Aim: Skip every picture and transcribe the remaining material exactly.
-- START Records for the task --
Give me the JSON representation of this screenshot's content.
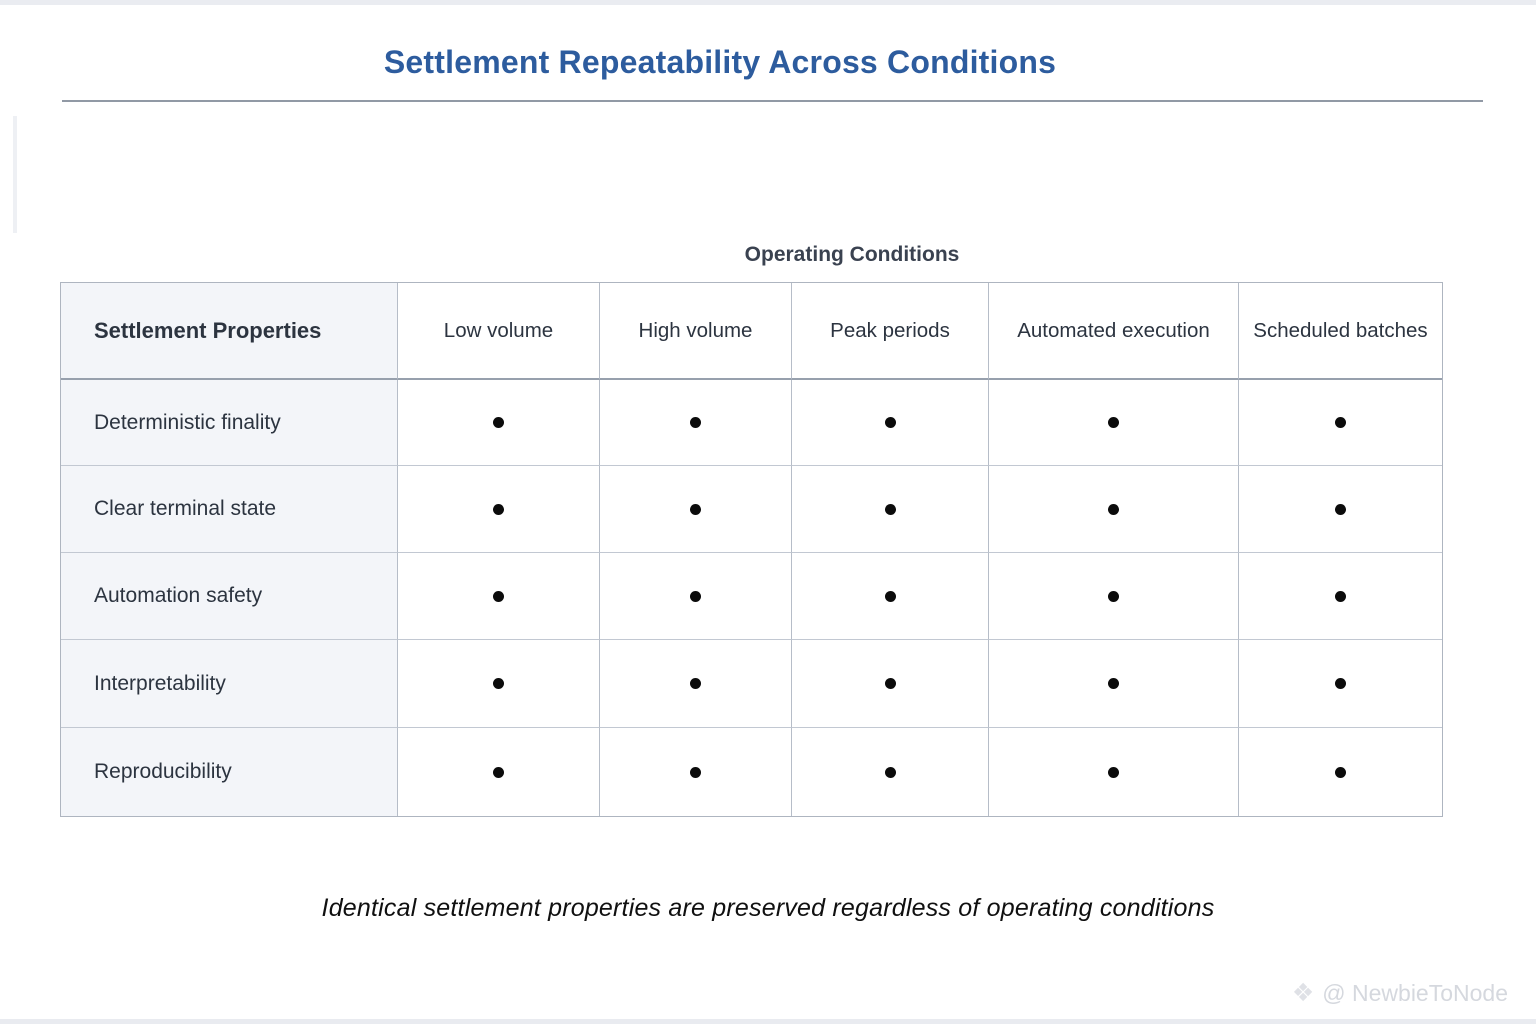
{
  "page": {
    "title": "Settlement Repeatability Across Conditions",
    "caption": "Identical settlement properties are preserved regardless of operating conditions",
    "watermark_text": "@ NewbieToNode"
  },
  "chart_data": {
    "type": "table",
    "title": "Settlement Repeatability Across Conditions",
    "group_header": "Operating Conditions",
    "row_header": "Settlement Properties",
    "columns": [
      "Low volume",
      "High volume",
      "Peak periods",
      "Automated execution",
      "Scheduled batches"
    ],
    "rows": [
      {
        "label": "Deterministic finality",
        "values": [
          true,
          true,
          true,
          true,
          true
        ]
      },
      {
        "label": "Clear terminal state",
        "values": [
          true,
          true,
          true,
          true,
          true
        ]
      },
      {
        "label": "Automation safety",
        "values": [
          true,
          true,
          true,
          true,
          true
        ]
      },
      {
        "label": "Interpretability",
        "values": [
          true,
          true,
          true,
          true,
          true
        ]
      },
      {
        "label": "Reproducibility",
        "values": [
          true,
          true,
          true,
          true,
          true
        ]
      }
    ],
    "cell_marker": "filled-dot",
    "caption": "Identical settlement properties are preserved regardless of operating conditions",
    "layout": {
      "row_header_column_shaded": true,
      "grid": true,
      "legend": "none"
    }
  },
  "colors": {
    "title": "#2d5c9e",
    "header_text": "#2c3440",
    "row_header_bg": "#f3f5f9",
    "border": "#b6bdc8",
    "dot": "#0b0b0b",
    "watermark": "#d5d8de"
  }
}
-- END Records for the task --
Task result:
Give me the JSON representation of this screenshot's content.
{
  "page": {
    "title": "Settlement Repeatability Across Conditions",
    "caption": "Identical settlement properties are preserved regardless of operating conditions",
    "watermark_text": "@ NewbieToNode"
  },
  "chart_data": {
    "type": "table",
    "title": "Settlement Repeatability Across Conditions",
    "group_header": "Operating Conditions",
    "row_header": "Settlement Properties",
    "columns": [
      "Low volume",
      "High volume",
      "Peak periods",
      "Automated execution",
      "Scheduled batches"
    ],
    "rows": [
      {
        "label": "Deterministic finality",
        "values": [
          true,
          true,
          true,
          true,
          true
        ]
      },
      {
        "label": "Clear terminal state",
        "values": [
          true,
          true,
          true,
          true,
          true
        ]
      },
      {
        "label": "Automation safety",
        "values": [
          true,
          true,
          true,
          true,
          true
        ]
      },
      {
        "label": "Interpretability",
        "values": [
          true,
          true,
          true,
          true,
          true
        ]
      },
      {
        "label": "Reproducibility",
        "values": [
          true,
          true,
          true,
          true,
          true
        ]
      }
    ],
    "cell_marker": "filled-dot",
    "caption": "Identical settlement properties are preserved regardless of operating conditions",
    "layout": {
      "row_header_column_shaded": true,
      "grid": true,
      "legend": "none"
    }
  },
  "colors": {
    "title": "#2d5c9e",
    "header_text": "#2c3440",
    "row_header_bg": "#f3f5f9",
    "border": "#b6bdc8",
    "dot": "#0b0b0b",
    "watermark": "#d5d8de"
  }
}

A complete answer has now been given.